Data records
↓

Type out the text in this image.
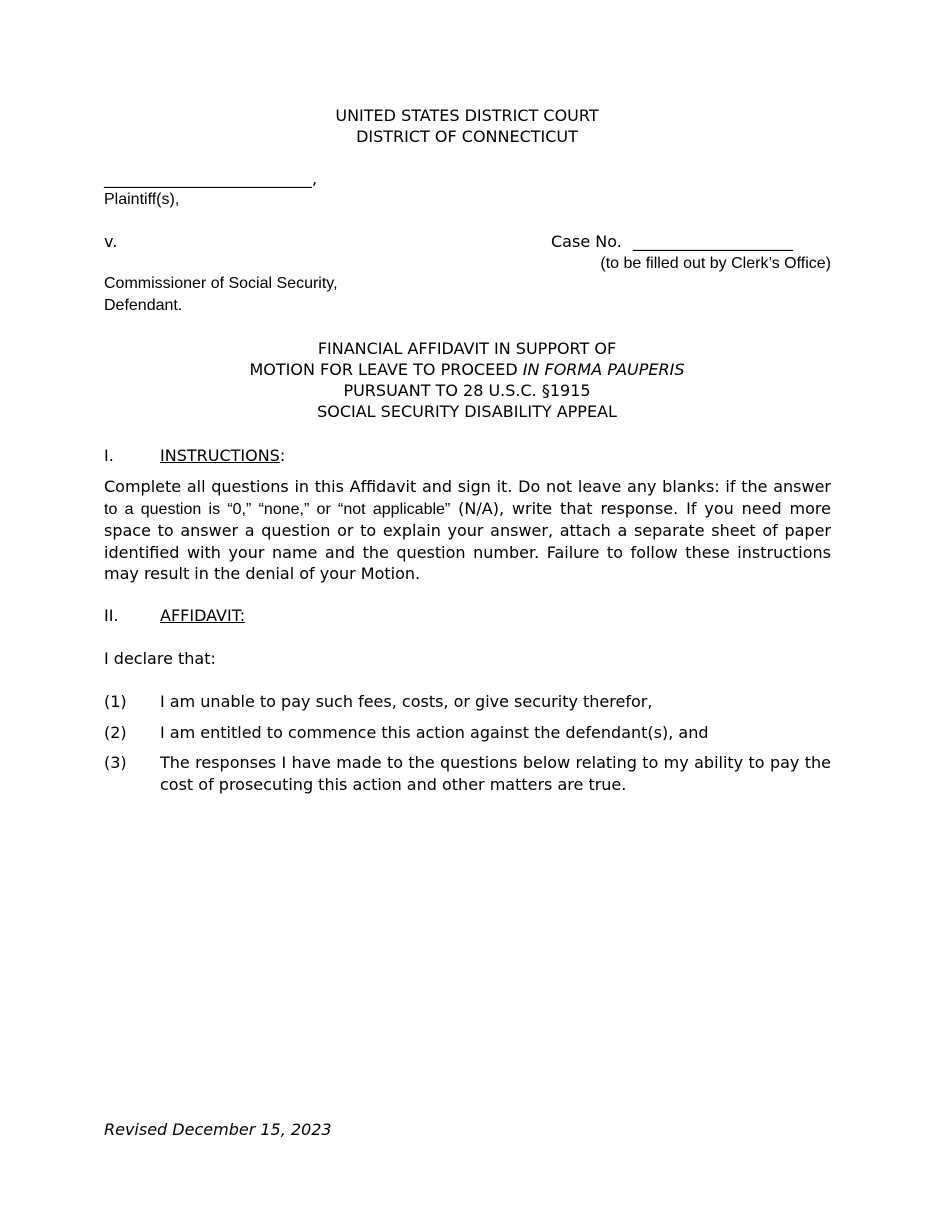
UNITED STATES DISTRICT COURT
DISTRICT OF CONNECTICUT
__________________________,
Plaintiff(s),
v.	Case No. ____________________
(to be filled out by Clerk’s Office)
Commissioner of Social Security,
Defendant.
FINANCIAL AFFIDAVIT IN SUPPORT OF
MOTION FOR LEAVE TO PROCEED IN FORMA PAUPERIS
PURSUANT TO 28 U.S.C. §1915
SOCIAL SECURITY DISABILITY APPEAL
I.	INSTRUCTIONS:
Complete all questions in this Affidavit and sign it. Do not leave any blanks: if the answer to a question is “0,” “none,” or “not applicable” (N/A), write that response. If you need more space to answer a question or to explain your answer, attach a separate sheet of paper identified with your name and the question number. Failure to follow these instructions may result in the denial of your Motion.
II.	AFFIDAVIT:
I declare that:
(1) I am unable to pay such fees, costs, or give security therefor,
(2) I am entitled to commence this action against the defendant(s), and
(3) The responses I have made to the questions below relating to my ability to pay the cost of prosecuting this action and other matters are true.
Revised December 15, 2023
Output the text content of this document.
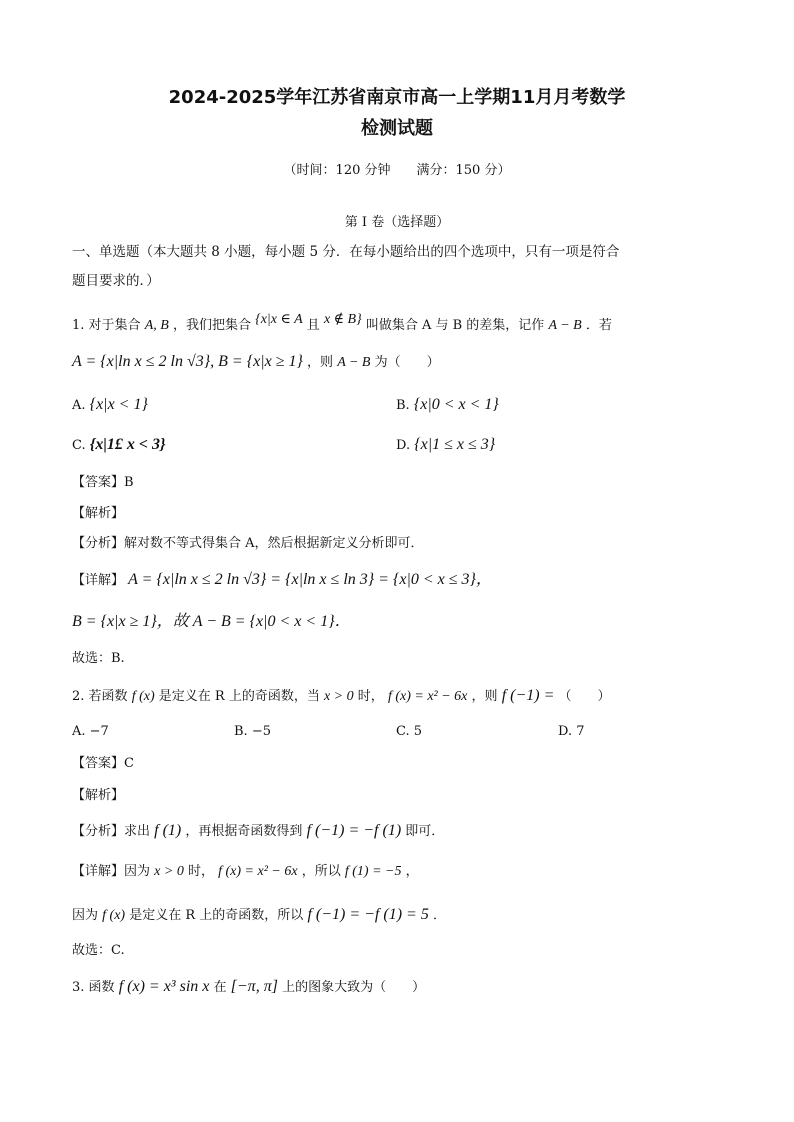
2024-2025学年江苏省南京市高一上学期11月月考数学
检测试题
（时间：120 分钟　　满分：150 分）
第 I 卷（选择题）
一、单选题（本大题共 8 小题，每小题 5 分．在每小题给出的四个选项中，只有一项是符合
题目要求的．）
1. 对于集合 A, B ，我们把集合 {x|x ∈ A 且 x ∉ B} 叫做集合 A 与 B 的差集，记作 A − B ．若
A = {x|ln x ≤ 2 ln √3}, B = {x|x ≥ 1} ，则 A − B 为（　　）
A. {x|x < 1}	B. {x|0 < x < 1}
C. {x|1£ x < 3}	D. {x|1 ≤ x ≤ 3}
【答案】B
【解析】
【分析】解对数不等式得集合 A，然后根据新定义分析即可．
【详解】 A = {x|ln x ≤ 2 ln √3} = {x|ln x ≤ ln 3} = {x|0 < x ≤ 3}，
B = {x|x ≥ 1}，故 A − B = {x|0 < x < 1}．
故选：B.
2. 若函数 f (x) 是定义在 R 上的奇函数，当 x > 0 时， f (x) = x² − 6x ，则 f (−1) = （　　）
A. −7	B. −5	C. 5	D. 7
【答案】C
【解析】
【分析】求出 f (1) ，再根据奇函数得到 f (−1) = −f (1) 即可．
【详解】因为 x > 0 时， f (x) = x² − 6x ，所以 f (1) = −5 ，
因为 f (x) 是定义在 R 上的奇函数，所以 f (−1) = −f (1) = 5 ．
故选：C.
3. 函数 f (x) = x³ sin x 在 [−π, π] 上的图象大致为（　　）
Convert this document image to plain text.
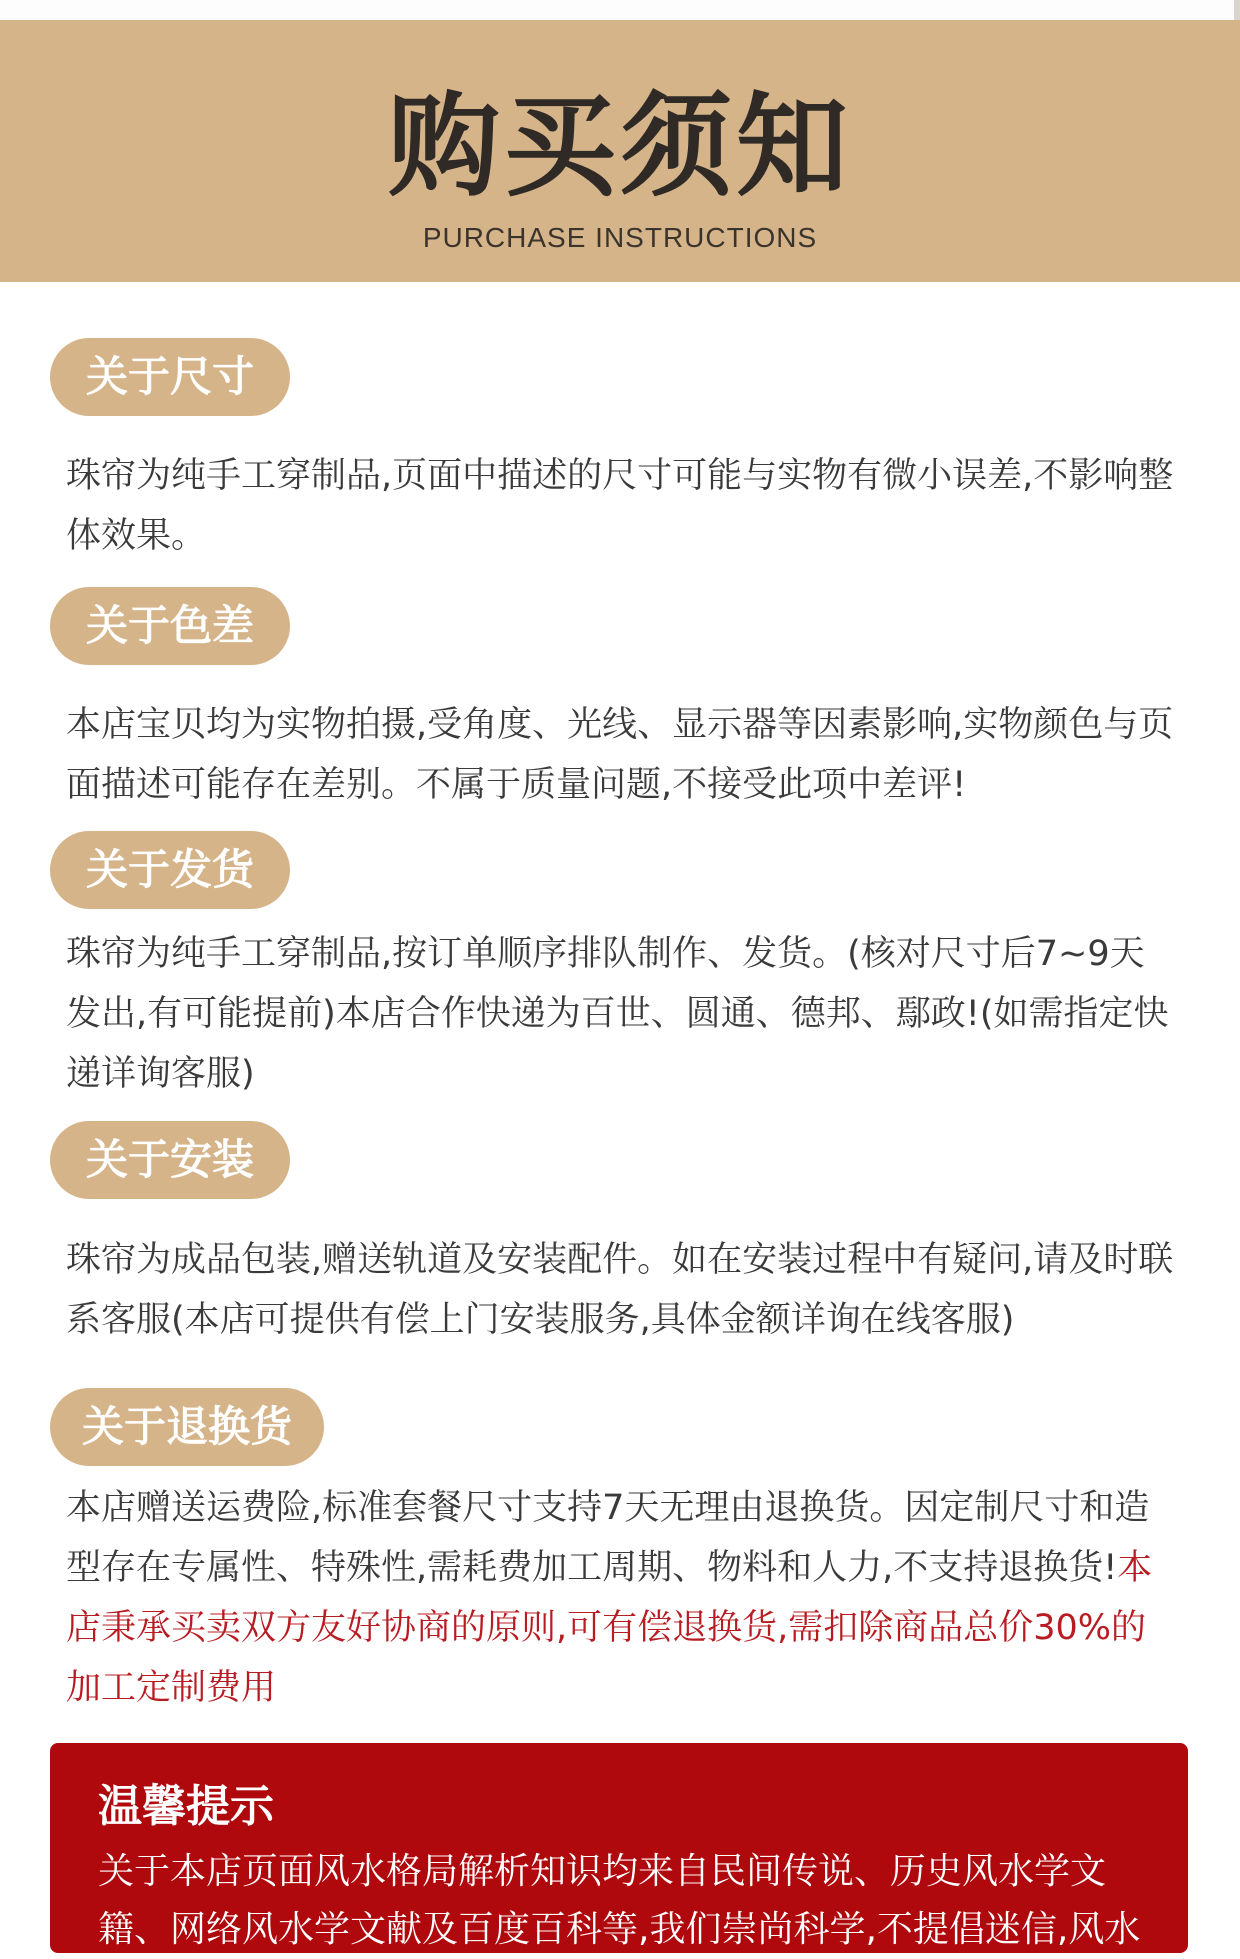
购买须知
PURCHASE INSTRUCTIONS
关于尺寸
珠帘为纯手工穿制品,页面中描述的尺寸可能与实物有微小误差,不影响整体效果。
关于色差
本店宝贝均为实物拍摄,受角度、光线、显示器等因素影响,实物颜色与页面描述可能存在差别。不属于质量问题,不接受此项中差评!
关于发货
珠帘为纯手工穿制品,按订单顺序排队制作、发货。(核对尺寸后7~9天发出,有可能提前)本店合作快递为百世、圆通、德邦、鄢政!(如需指定快递详询客服)
关于安装
珠帘为成品包装,赠送轨道及安装配件。如在安装过程中有疑问,请及时联系客服(本店可提供有偿上门安装服务,具体金额详询在线客服)
关于退换货
本店赠送运费险,标准套餐尺寸支持7天无理由退换货。因定制尺寸和造型存在专属性、特殊性,需耗费加工周期、物料和人力,不支持退换货!本店秉承买卖双方友好协商的原则,可有偿退换货,需扣除商品总价30%的加工定制费用
温馨提示
关于本店页面风水格局解析知识均来自民间传说、历史风水学文籍、网络风水学文献及百度百科等,我们崇尚科学,不提倡迷信,风水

↑

• **GIVEN TASK**
Return the entries unchanged, save for the pictures, which do not belong in the copy.

• **FINISHED TASK**
Type out the text in this image.
UNITED STATES DISTRICT COURT
DISTRICT OF CONNECTICUT
__________________________,
Plaintiff(s),
v.	Case No. ____________________
(to be filled out by Clerk’s Office)
Commissioner of Social Security,
Defendant.
FINANCIAL AFFIDAVIT IN SUPPORT OF
MOTION FOR LEAVE TO PROCEED IN FORMA PAUPERIS
PURSUANT TO 28 U.S.C. §1915
SOCIAL SECURITY DISABILITY APPEAL
I.	INSTRUCTIONS:
Complete all questions in this Affidavit and sign it. Do not leave any blanks: if the answer to a question is “0,” “none,” or “not applicable” (N/A), write that response. If you need more space to answer a question or to explain your answer, attach a separate sheet of paper identified with your name and the question number. Failure to follow these instructions may result in the denial of your Motion.
II.	AFFIDAVIT:
I declare that:
(1) I am unable to pay such fees, costs, or give security therefor,
(2) I am entitled to commence this action against the defendant(s), and
(3) The responses I have made to the questions below relating to my ability to pay the cost of prosecuting this action and other matters are true.
Revised December 15, 2023
Output the text content of this document.
2024-2025学年江苏省南京市高一上学期11月月考数学
检测试题
（时间：120 分钟　　满分：150 分）
第 I 卷（选择题）
一、单选题（本大题共 8 小题，每小题 5 分．在每小题给出的四个选项中，只有一项是符合
题目要求的．）
1. 对于集合 A, B ，我们把集合 {x|x ∈ A 且 x ∉ B} 叫做集合 A 与 B 的差集，记作 A − B ．若
A = {x|ln x ≤ 2 ln √3}, B = {x|x ≥ 1} ，则 A − B 为（　　）
A. {x|x < 1}	B. {x|0 < x < 1}
C. {x|1£ x < 3}	D. {x|1 ≤ x ≤ 3}
【答案】B
【解析】
【分析】解对数不等式得集合 A，然后根据新定义分析即可．
【详解】 A = {x|ln x ≤ 2 ln √3} = {x|ln x ≤ ln 3} = {x|0 < x ≤ 3}，
B = {x|x ≥ 1}，故 A − B = {x|0 < x < 1}．
故选：B.
2. 若函数 f (x) 是定义在 R 上的奇函数，当 x > 0 时， f (x) = x² − 6x ，则 f (−1) = （　　）
A. −7	B. −5	C. 5	D. 7
【答案】C
【解析】
【分析】求出 f (1) ，再根据奇函数得到 f (−1) = −f (1) 即可．
【详解】因为 x > 0 时， f (x) = x² − 6x ，所以 f (1) = −5 ，
因为 f (x) 是定义在 R 上的奇函数，所以 f (−1) = −f (1) = 5 ．
故选：C.
3. 函数 f (x) = x³ sin x 在 [−π, π] 上的图象大致为（　　）
Convert this document image to plain text.
购买须知
PURCHASE INSTRUCTIONS
关于尺寸
珠帘为纯手工穿制品,页面中描述的尺寸可能与实物有微小误差,不影响整体效果。
关于色差
本店宝贝均为实物拍摄,受角度、光线、显示器等因素影响,实物颜色与页面描述可能存在差别。不属于质量问题,不接受此项中差评!
关于发货
珠帘为纯手工穿制品,按订单顺序排队制作、发货。(核对尺寸后7~9天发出,有可能提前)本店合作快递为百世、圆通、德邦、鄢政!(如需指定快递详询客服)
关于安装
珠帘为成品包装,赠送轨道及安装配件。如在安装过程中有疑问,请及时联系客服(本店可提供有偿上门安装服务,具体金额详询在线客服)
关于退换货
本店赠送运费险,标准套餐尺寸支持7天无理由退换货。因定制尺寸和造型存在专属性、特殊性,需耗费加工周期、物料和人力,不支持退换货!本店秉承买卖双方友好协商的原则,可有偿退换货,需扣除商品总价30%的加工定制费用
温馨提示
关于本店页面风水格局解析知识均来自民间传说、历史风水学文籍、网络风水学文献及百度百科等,我们崇尚科学,不提倡迷信,风水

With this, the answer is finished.